Task description |
Identify the lines that contain the string "LIBEREC", then copy each of them.

------------------------------------

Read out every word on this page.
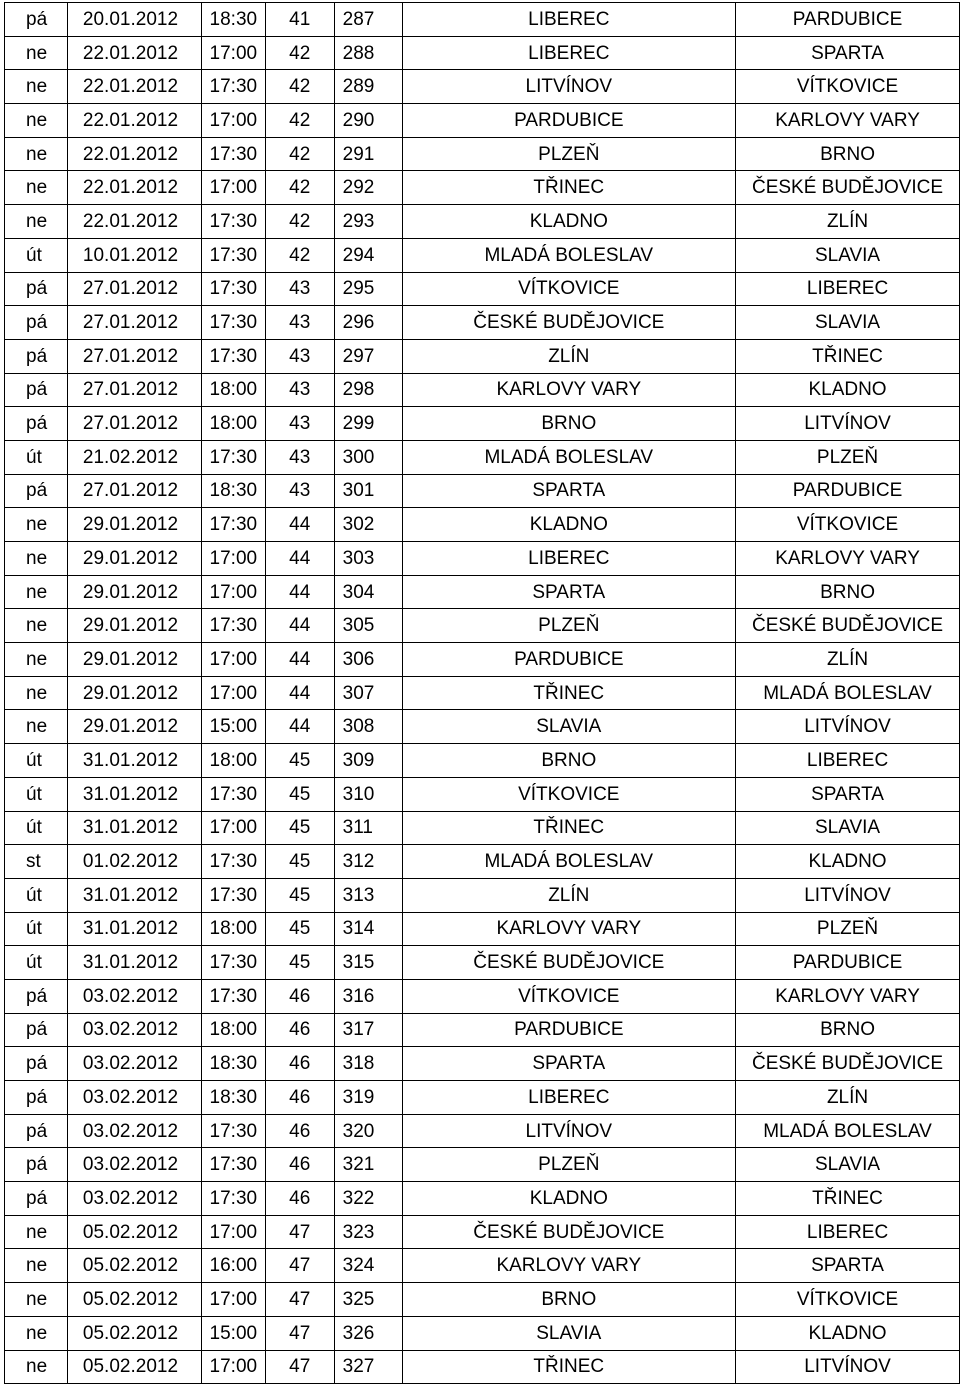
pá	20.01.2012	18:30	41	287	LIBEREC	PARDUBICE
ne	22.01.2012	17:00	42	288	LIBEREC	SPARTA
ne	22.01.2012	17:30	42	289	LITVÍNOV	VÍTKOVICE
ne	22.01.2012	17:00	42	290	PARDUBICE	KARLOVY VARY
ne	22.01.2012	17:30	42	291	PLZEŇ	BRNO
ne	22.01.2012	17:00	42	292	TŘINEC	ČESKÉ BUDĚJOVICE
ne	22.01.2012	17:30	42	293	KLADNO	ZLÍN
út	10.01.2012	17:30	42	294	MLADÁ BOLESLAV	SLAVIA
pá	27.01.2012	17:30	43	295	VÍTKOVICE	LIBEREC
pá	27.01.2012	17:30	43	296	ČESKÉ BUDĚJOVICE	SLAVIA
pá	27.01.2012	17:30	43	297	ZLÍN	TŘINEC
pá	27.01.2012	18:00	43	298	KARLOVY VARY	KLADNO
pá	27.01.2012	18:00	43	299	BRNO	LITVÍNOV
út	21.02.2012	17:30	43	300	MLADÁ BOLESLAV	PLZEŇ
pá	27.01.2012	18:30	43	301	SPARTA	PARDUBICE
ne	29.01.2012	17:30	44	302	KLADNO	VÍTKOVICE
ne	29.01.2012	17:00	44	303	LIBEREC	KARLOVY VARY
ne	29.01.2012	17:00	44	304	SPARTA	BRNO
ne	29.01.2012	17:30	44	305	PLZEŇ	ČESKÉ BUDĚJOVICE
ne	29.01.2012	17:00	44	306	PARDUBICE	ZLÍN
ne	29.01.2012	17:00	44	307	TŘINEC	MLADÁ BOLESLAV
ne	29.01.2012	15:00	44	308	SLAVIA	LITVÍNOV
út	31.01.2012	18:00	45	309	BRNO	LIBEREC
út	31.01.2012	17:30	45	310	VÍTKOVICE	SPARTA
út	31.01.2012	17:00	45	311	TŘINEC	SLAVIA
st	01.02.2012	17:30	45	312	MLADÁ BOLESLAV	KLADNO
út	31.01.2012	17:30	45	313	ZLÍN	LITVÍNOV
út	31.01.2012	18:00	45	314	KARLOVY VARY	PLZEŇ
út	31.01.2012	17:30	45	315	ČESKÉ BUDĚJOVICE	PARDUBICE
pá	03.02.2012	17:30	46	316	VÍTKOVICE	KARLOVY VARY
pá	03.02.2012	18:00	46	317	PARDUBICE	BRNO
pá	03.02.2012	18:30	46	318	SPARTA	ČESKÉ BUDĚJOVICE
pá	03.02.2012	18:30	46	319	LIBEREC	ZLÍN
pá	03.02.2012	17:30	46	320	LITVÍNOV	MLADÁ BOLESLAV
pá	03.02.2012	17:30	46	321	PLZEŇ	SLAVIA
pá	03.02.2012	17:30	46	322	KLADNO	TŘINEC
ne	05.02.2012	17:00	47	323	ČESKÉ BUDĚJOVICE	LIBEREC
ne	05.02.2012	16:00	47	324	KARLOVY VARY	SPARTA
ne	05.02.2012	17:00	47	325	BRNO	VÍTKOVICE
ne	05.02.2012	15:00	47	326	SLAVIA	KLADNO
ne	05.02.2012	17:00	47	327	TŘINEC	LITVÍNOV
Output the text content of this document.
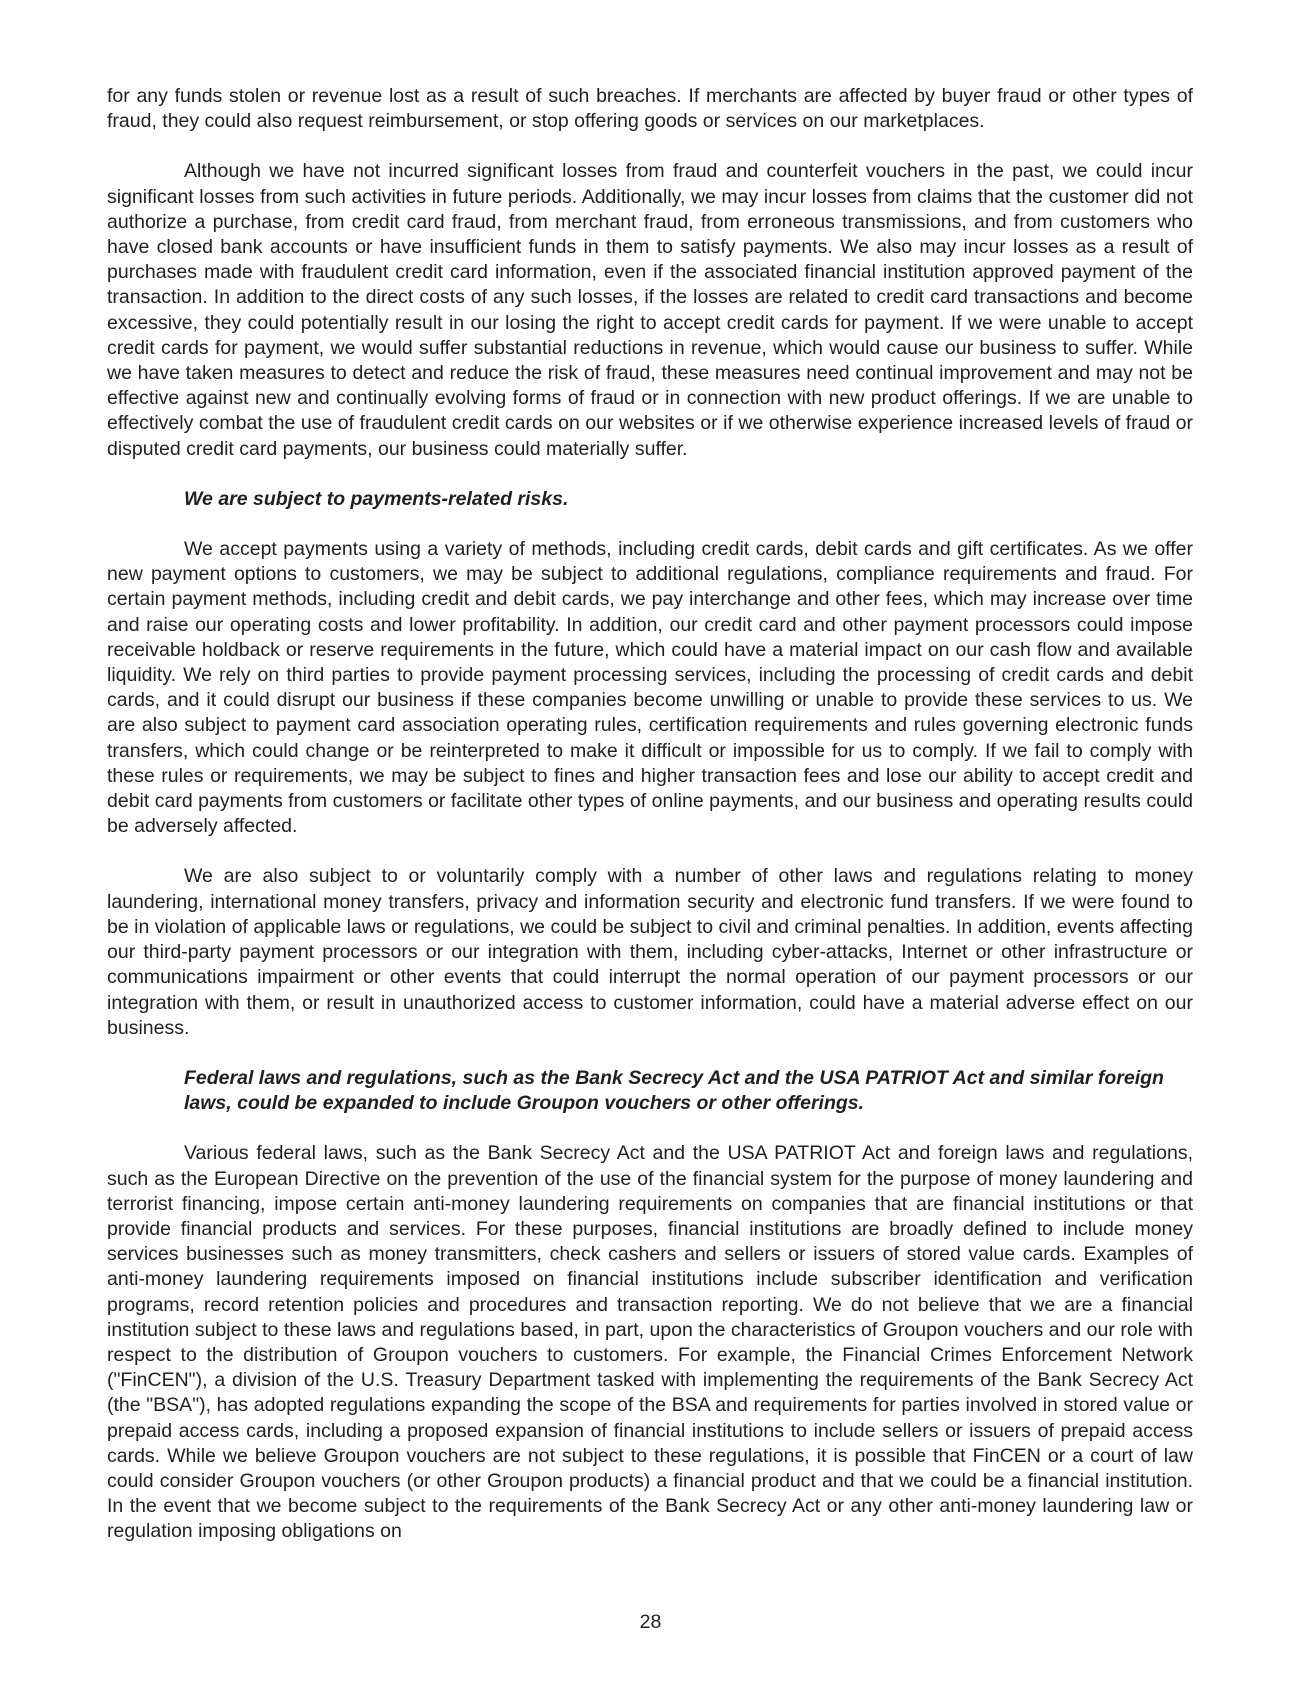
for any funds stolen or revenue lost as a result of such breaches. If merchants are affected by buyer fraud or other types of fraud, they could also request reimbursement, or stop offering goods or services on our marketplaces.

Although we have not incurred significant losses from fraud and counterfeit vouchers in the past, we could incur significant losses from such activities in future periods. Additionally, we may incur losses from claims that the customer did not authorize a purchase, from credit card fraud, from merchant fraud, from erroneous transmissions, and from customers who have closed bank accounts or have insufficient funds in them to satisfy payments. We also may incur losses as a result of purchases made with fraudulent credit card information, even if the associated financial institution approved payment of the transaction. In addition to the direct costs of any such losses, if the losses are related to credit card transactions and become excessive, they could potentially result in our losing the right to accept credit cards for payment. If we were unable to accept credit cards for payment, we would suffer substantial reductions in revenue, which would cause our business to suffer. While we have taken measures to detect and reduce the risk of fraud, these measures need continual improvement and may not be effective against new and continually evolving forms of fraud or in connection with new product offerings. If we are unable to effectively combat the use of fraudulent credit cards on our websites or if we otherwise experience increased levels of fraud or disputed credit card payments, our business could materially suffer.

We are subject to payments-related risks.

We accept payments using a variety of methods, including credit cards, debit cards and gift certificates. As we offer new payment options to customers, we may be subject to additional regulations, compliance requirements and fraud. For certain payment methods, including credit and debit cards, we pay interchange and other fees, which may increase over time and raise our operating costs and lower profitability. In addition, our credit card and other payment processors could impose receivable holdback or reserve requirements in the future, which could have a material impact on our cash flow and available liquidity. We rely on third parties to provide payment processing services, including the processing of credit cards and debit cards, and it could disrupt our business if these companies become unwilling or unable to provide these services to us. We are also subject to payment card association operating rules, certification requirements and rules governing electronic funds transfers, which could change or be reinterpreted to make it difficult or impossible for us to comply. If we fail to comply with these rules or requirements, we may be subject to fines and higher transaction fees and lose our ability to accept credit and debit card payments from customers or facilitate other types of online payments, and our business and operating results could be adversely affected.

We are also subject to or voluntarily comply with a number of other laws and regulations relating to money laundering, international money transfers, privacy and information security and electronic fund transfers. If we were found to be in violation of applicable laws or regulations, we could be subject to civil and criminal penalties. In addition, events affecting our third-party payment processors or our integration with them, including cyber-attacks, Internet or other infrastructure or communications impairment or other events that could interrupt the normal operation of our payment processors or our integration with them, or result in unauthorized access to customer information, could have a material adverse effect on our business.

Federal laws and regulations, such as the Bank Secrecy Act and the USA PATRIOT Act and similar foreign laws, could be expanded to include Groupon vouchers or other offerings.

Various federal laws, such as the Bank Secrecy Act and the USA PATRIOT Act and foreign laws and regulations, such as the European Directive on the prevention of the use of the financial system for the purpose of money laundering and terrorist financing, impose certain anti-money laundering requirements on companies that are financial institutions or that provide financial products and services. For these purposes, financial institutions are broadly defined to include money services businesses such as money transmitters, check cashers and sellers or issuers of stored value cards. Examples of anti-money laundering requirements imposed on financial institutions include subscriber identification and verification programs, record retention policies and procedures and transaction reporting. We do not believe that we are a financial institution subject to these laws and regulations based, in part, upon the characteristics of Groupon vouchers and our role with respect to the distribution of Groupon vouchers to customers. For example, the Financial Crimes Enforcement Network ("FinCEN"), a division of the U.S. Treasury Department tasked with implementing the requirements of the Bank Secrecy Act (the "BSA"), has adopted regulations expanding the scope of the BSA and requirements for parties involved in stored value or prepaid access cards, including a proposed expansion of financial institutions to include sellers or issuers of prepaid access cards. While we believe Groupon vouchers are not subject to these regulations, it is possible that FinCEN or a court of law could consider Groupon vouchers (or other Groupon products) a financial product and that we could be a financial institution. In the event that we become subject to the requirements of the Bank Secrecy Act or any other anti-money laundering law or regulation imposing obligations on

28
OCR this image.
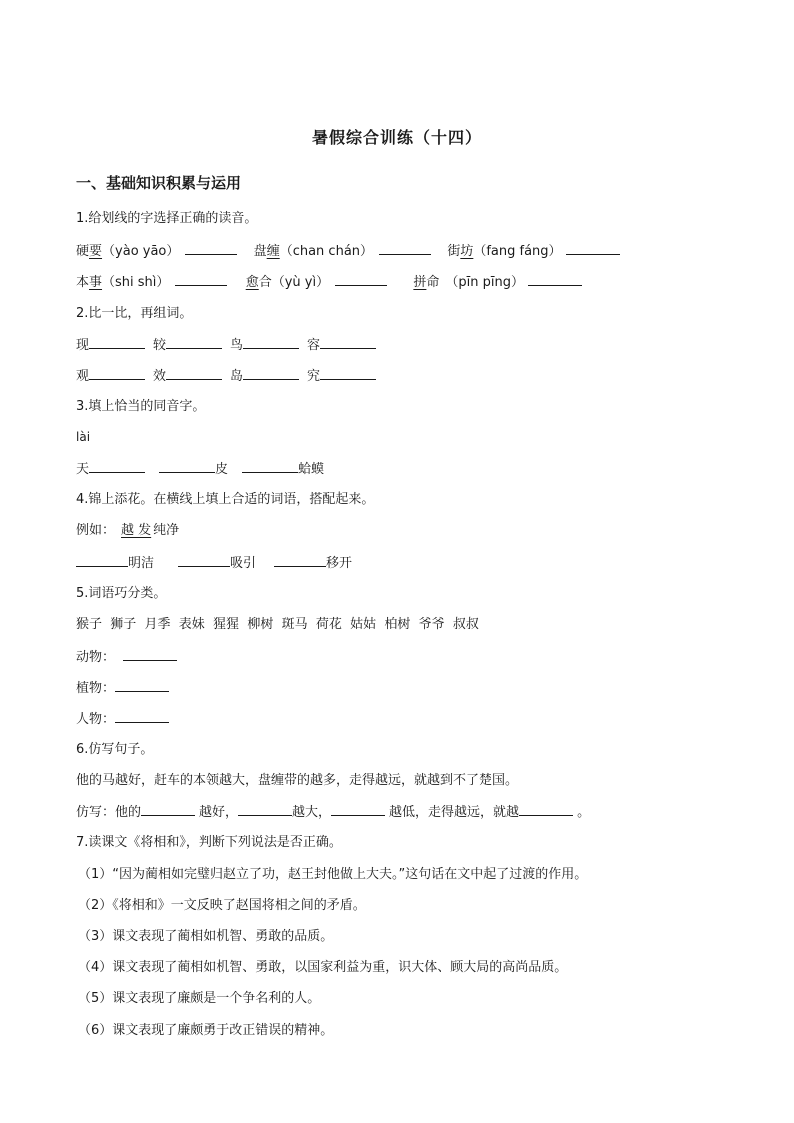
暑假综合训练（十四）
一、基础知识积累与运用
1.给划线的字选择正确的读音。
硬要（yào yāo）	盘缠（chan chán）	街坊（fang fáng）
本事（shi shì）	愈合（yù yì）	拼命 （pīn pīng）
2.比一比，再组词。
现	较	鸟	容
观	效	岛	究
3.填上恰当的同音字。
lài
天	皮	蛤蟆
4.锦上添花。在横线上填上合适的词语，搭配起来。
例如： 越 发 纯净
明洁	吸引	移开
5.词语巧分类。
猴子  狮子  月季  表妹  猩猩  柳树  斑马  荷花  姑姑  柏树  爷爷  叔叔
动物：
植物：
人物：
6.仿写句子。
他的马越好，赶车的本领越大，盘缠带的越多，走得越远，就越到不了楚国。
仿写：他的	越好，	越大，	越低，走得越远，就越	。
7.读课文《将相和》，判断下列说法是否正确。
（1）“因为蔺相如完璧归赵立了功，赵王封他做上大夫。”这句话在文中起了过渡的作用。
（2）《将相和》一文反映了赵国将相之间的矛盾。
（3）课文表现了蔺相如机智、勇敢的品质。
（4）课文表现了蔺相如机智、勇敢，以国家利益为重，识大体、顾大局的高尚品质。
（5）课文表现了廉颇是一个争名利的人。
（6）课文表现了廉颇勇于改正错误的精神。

------------------------------------

Finished answer |
pá	20.01.2012	18:30	41	287	LIBEREC	PARDUBICE
ne	22.01.2012	17:00	42	288	LIBEREC	SPARTA
pá	27.01.2012	17:30	43	295	VÍTKOVICE	LIBEREC
ne	29.01.2012	17:00	44	303	LIBEREC	KARLOVY VARY
út	31.01.2012	18:00	45	309	BRNO	LIBEREC
pá	03.02.2012	18:30	46	319	LIBEREC	ZLÍN
ne	05.02.2012	17:00	47	323	ČESKÉ BUDĚJOVICE	LIBEREC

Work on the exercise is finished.